* [Problem]
Lines in the following data that contain the string "JSON" are to be counted. Report only their number.

* [Data tied to figure images]
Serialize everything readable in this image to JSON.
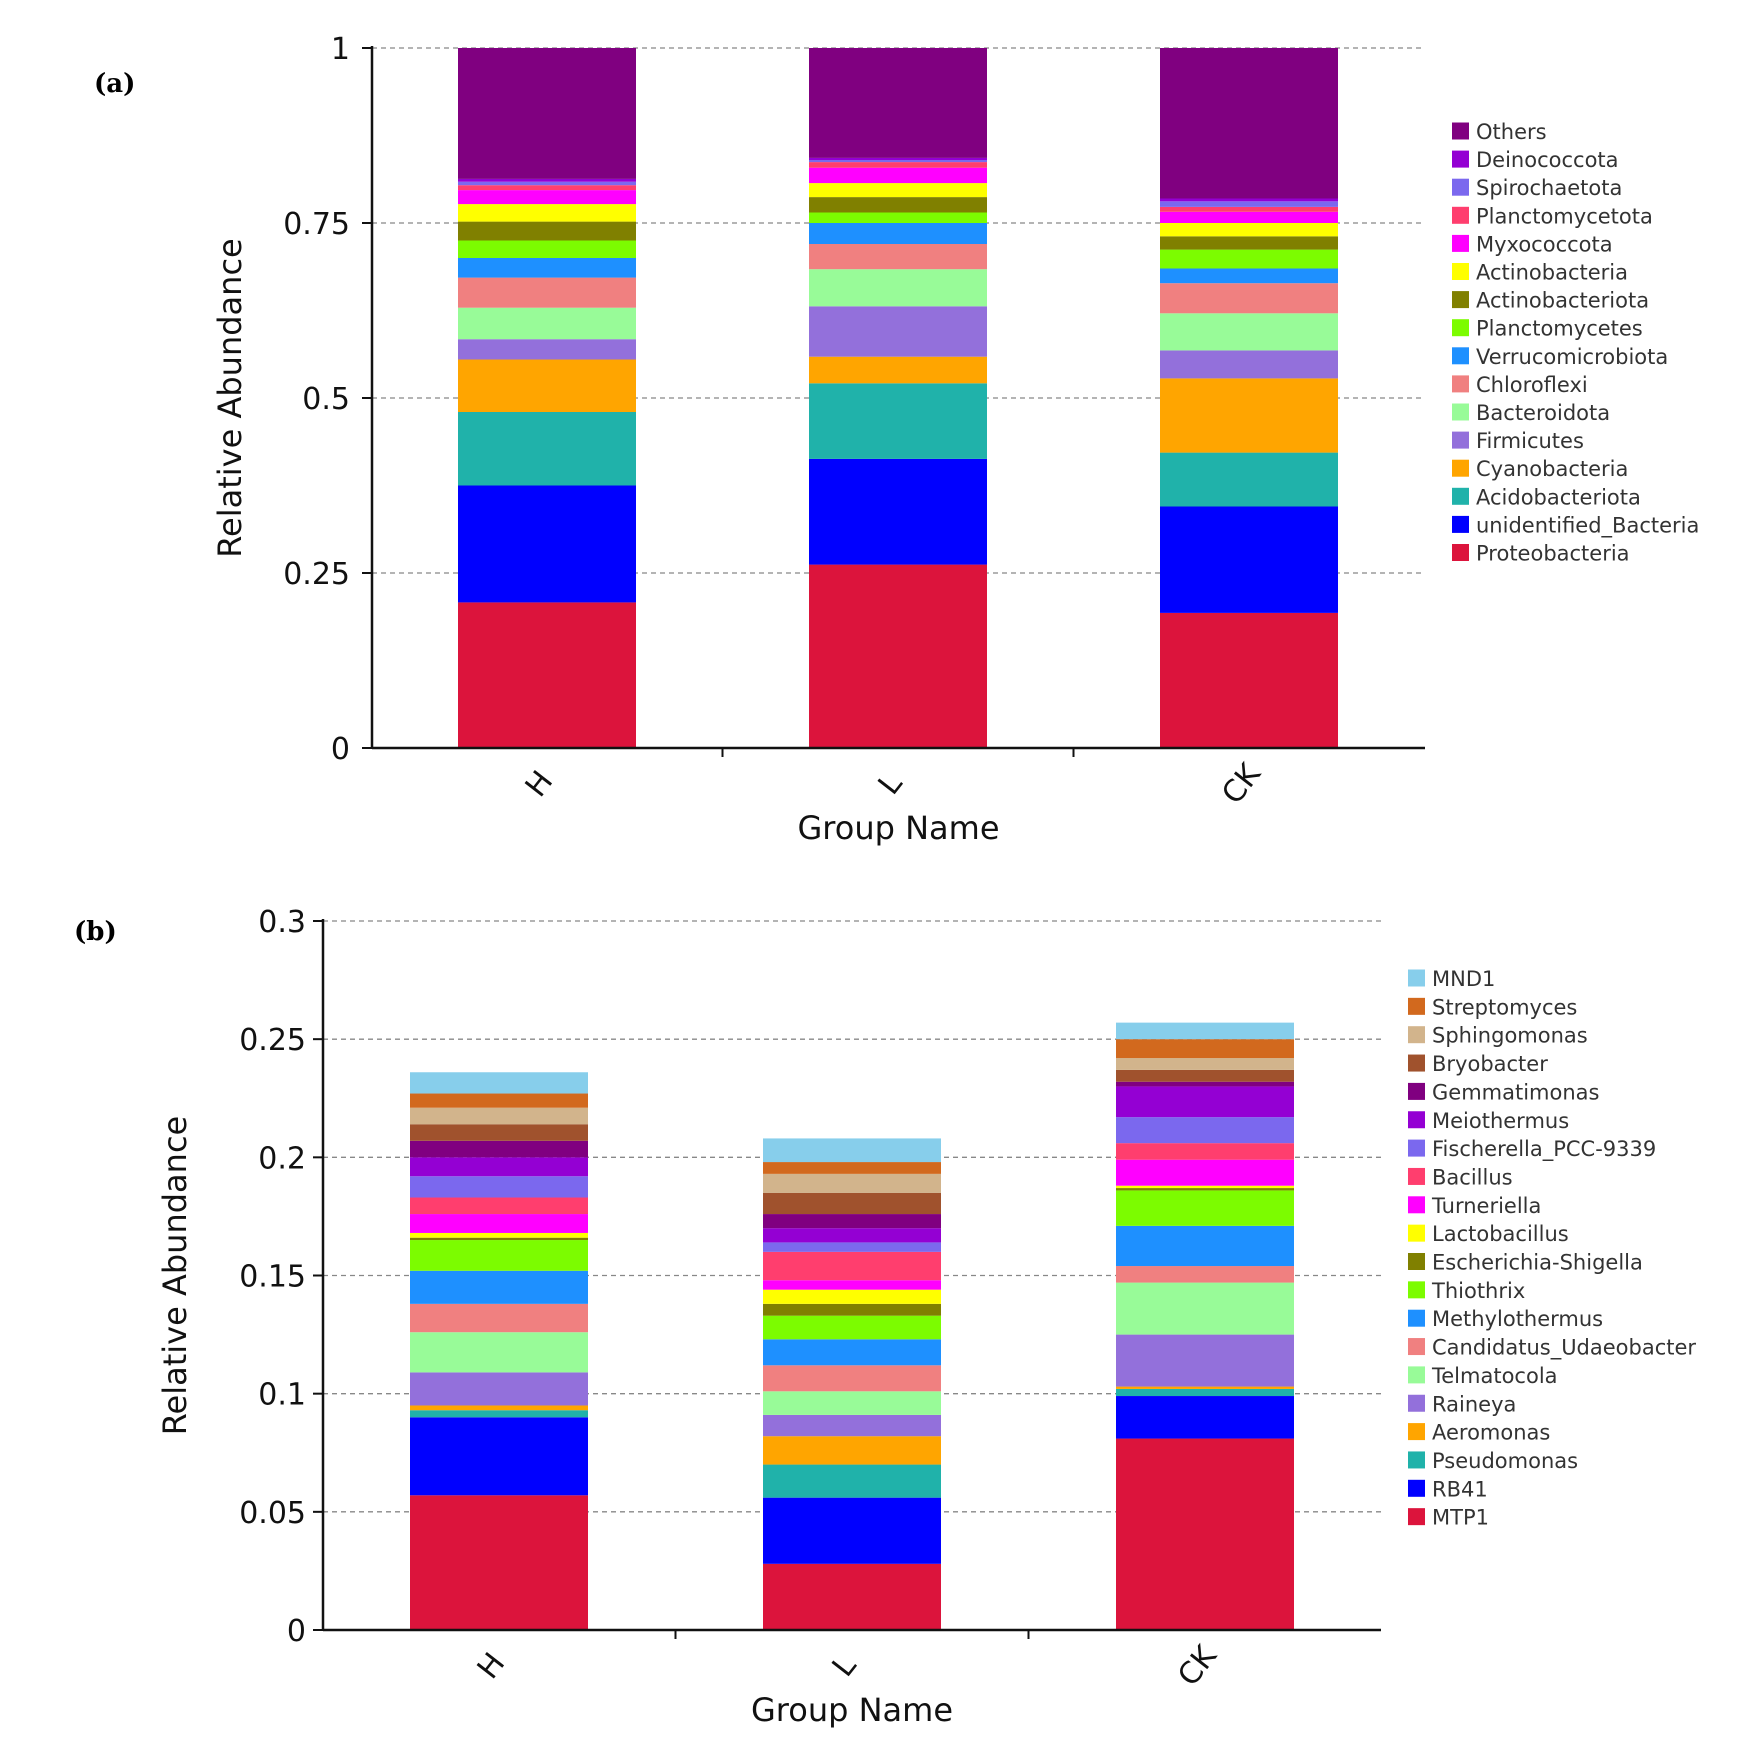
{
  "chart_data": [
    {
      "panel": "(a)",
      "type": "bar",
      "stacked": true,
      "categories": [
        "H",
        "L",
        "CK"
      ],
      "xlabel": "Group Name",
      "ylabel": "Relative Abundance",
      "ylim": [
        0,
        1
      ],
      "yticks": [
        0,
        0.25,
        0.5,
        0.75,
        1
      ],
      "ytick_labels": [
        "0",
        "0.25",
        "0.5",
        "0.75",
        "1"
      ],
      "grid": "dashed horizontal",
      "legend_position": "right",
      "series": [
        {
          "name": "Proteobacteria",
          "color": "#dc143c",
          "values": [
            0.208,
            0.262,
            0.193
          ]
        },
        {
          "name": "unidentified_Bacteria",
          "color": "#0000ff",
          "values": [
            0.167,
            0.151,
            0.152
          ]
        },
        {
          "name": "Acidobacteriota",
          "color": "#20b2aa",
          "values": [
            0.105,
            0.108,
            0.077
          ]
        },
        {
          "name": "Cyanobacteria",
          "color": "#ffa500",
          "values": [
            0.075,
            0.038,
            0.106
          ]
        },
        {
          "name": "Firmicutes",
          "color": "#9370db",
          "values": [
            0.029,
            0.072,
            0.04
          ]
        },
        {
          "name": "Bacteroidota",
          "color": "#98fb98",
          "values": [
            0.045,
            0.053,
            0.053
          ]
        },
        {
          "name": "Chloroflexi",
          "color": "#f08080",
          "values": [
            0.043,
            0.036,
            0.043
          ]
        },
        {
          "name": "Verrucomicrobiota",
          "color": "#1e90ff",
          "values": [
            0.028,
            0.03,
            0.021
          ]
        },
        {
          "name": "Planctomycetes",
          "color": "#7cfc00",
          "values": [
            0.025,
            0.015,
            0.027
          ]
        },
        {
          "name": "Actinobacteriota",
          "color": "#808000",
          "values": [
            0.027,
            0.022,
            0.019
          ]
        },
        {
          "name": "Actinobacteria",
          "color": "#ffff00",
          "values": [
            0.025,
            0.02,
            0.019
          ]
        },
        {
          "name": "Myxococcota",
          "color": "#ff00ff",
          "values": [
            0.02,
            0.022,
            0.016
          ]
        },
        {
          "name": "Planctomycetota",
          "color": "#ff3e6e",
          "values": [
            0.007,
            0.008,
            0.007
          ]
        },
        {
          "name": "Spirochaetota",
          "color": "#7b68ee",
          "values": [
            0.005,
            0.003,
            0.008
          ]
        },
        {
          "name": "Deinococcota",
          "color": "#9400d3",
          "values": [
            0.004,
            0.003,
            0.004
          ]
        },
        {
          "name": "Others",
          "color": "#800080",
          "values": [
            0.187,
            0.157,
            0.215
          ]
        }
      ]
    },
    {
      "panel": "(b)",
      "type": "bar",
      "stacked": true,
      "categories": [
        "H",
        "L",
        "CK"
      ],
      "xlabel": "Group Name",
      "ylabel": "Relative Abundance",
      "ylim": [
        0,
        0.3
      ],
      "yticks": [
        0,
        0.05,
        0.1,
        0.15,
        0.2,
        0.25,
        0.3
      ],
      "ytick_labels": [
        "0",
        "0.05",
        "0.1",
        "0.15",
        "0.2",
        "0.25",
        "0.3"
      ],
      "grid": "dashed horizontal",
      "legend_position": "right",
      "series": [
        {
          "name": "MTP1",
          "color": "#dc143c",
          "values": [
            0.057,
            0.028,
            0.081
          ]
        },
        {
          "name": "RB41",
          "color": "#0000ff",
          "values": [
            0.033,
            0.028,
            0.018
          ]
        },
        {
          "name": "Pseudomonas",
          "color": "#20b2aa",
          "values": [
            0.003,
            0.014,
            0.003
          ]
        },
        {
          "name": "Aeromonas",
          "color": "#ffa500",
          "values": [
            0.002,
            0.012,
            0.001
          ]
        },
        {
          "name": "Raineya",
          "color": "#9370db",
          "values": [
            0.014,
            0.009,
            0.022
          ]
        },
        {
          "name": "Telmatocola",
          "color": "#98fb98",
          "values": [
            0.017,
            0.01,
            0.022
          ]
        },
        {
          "name": "Candidatus_Udaeobacter",
          "color": "#f08080",
          "values": [
            0.012,
            0.011,
            0.007
          ]
        },
        {
          "name": "Methylothermus",
          "color": "#1e90ff",
          "values": [
            0.014,
            0.011,
            0.017
          ]
        },
        {
          "name": "Thiothrix",
          "color": "#7cfc00",
          "values": [
            0.013,
            0.01,
            0.015
          ]
        },
        {
          "name": "Escherichia-Shigella",
          "color": "#808000",
          "values": [
            0.001,
            0.005,
            0.001
          ]
        },
        {
          "name": "Lactobacillus",
          "color": "#ffff00",
          "values": [
            0.002,
            0.006,
            0.001
          ]
        },
        {
          "name": "Turneriella",
          "color": "#ff00ff",
          "values": [
            0.008,
            0.004,
            0.011
          ]
        },
        {
          "name": "Bacillus",
          "color": "#ff3e6e",
          "values": [
            0.007,
            0.012,
            0.007
          ]
        },
        {
          "name": "Fischerella_PCC-9339",
          "color": "#7b68ee",
          "values": [
            0.009,
            0.004,
            0.011
          ]
        },
        {
          "name": "Meiothermus",
          "color": "#9400d3",
          "values": [
            0.008,
            0.006,
            0.013
          ]
        },
        {
          "name": "Gemmatimonas",
          "color": "#800080",
          "values": [
            0.007,
            0.006,
            0.002
          ]
        },
        {
          "name": "Bryobacter",
          "color": "#a0522d",
          "values": [
            0.007,
            0.009,
            0.005
          ]
        },
        {
          "name": "Sphingomonas",
          "color": "#d2b48c",
          "values": [
            0.007,
            0.008,
            0.005
          ]
        },
        {
          "name": "Streptomyces",
          "color": "#d2691e",
          "values": [
            0.006,
            0.005,
            0.008
          ]
        },
        {
          "name": "MND1",
          "color": "#87ceeb",
          "values": [
            0.009,
            0.01,
            0.007
          ]
        }
      ]
    }
  ]
}
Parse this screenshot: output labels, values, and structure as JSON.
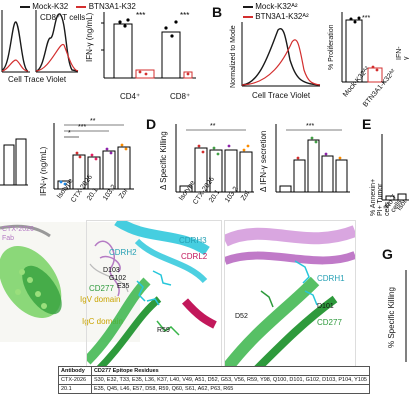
{
  "panel_letters": {
    "b": "B",
    "d": "D",
    "e": "E",
    "g": "G"
  },
  "row1_left": {
    "legend": [
      "Mock-K32",
      "BTN3A1-K32"
    ],
    "subpanel_label": "CD8⁺ T cells",
    "xlabel": "Cell Trace Violet",
    "ylabel": "IFN-γ (ng/mL)",
    "categories": [
      "CD4⁺",
      "CD8⁺"
    ],
    "stars": [
      "***",
      "***"
    ]
  },
  "panel_b": {
    "legend": [
      "Mock-K32ᴬ²",
      "BTN3A1-K32ᴬ²"
    ],
    "ylabel_hist": "Normalized to Mode",
    "xlabel_hist": "Cell Trace Violet",
    "ylabel_bar": "% Proliferation",
    "categories": [
      "Mock-K32ᴬ²",
      "BTN3A1-K32ᴬ²"
    ],
    "stars": "***",
    "right_ylabel": "IFN-γ"
  },
  "row2_left": {
    "ylabel": "IFN-γ (ng/mL)",
    "categories": [
      "Isotype",
      "CTX-2026",
      "20.1",
      "103.2",
      "Zol"
    ],
    "stars": [
      "*",
      "***",
      "**"
    ]
  },
  "panel_d": {
    "ylabel_left": "Δ Specific Killing",
    "ylabel_right": "Δ IFN-γ secretion",
    "categories": [
      "Isotype",
      "CTX-2026",
      "20.1",
      "103.2",
      "Zol"
    ],
    "stars_left": "**",
    "stars_right": "***"
  },
  "panel_e": {
    "ylabel": "% Annexin+ PI+ Tumor cells",
    "categories": [
      "No T cells",
      "Isot"
    ]
  },
  "panel_g": {
    "ylabel": "% Specific Killing"
  },
  "structures": {
    "left": {
      "labels": [
        "CTX-2026",
        "Fab",
        "IgV domain",
        "IgC domain"
      ]
    },
    "middle": {
      "labels": [
        "CDRH2",
        "CDRH3",
        "CDRL2",
        "D103",
        "G102",
        "E35",
        "CD277",
        "R59"
      ]
    },
    "right": {
      "labels": [
        "CDRH1",
        "D52",
        "D101",
        "CD277"
      ]
    }
  },
  "epitope_table": {
    "headers": [
      "Antibody",
      "CD277 Epitope Residues"
    ],
    "rows": [
      {
        "antibody": "CTX-2026",
        "residues": "S30, E32, T33, E35, L36, K37, L40, V49, A51, D52, G53, V56, R59, Y98, Q100, D101, G102, D103, P104, Y105"
      },
      {
        "antibody": "20.1",
        "residues": "E35, Q45, L46, E57, D58, R59, Q60, S61, A62, P63, R65"
      }
    ]
  },
  "colors": {
    "mock": "#1a1a1a",
    "btn": "#d32f2f",
    "green_struct": "#39b54a",
    "cyan_struct": "#26c6da",
    "magenta_struct": "#c2185b",
    "pink_struct": "#d090d8"
  }
}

* [Finished task]
2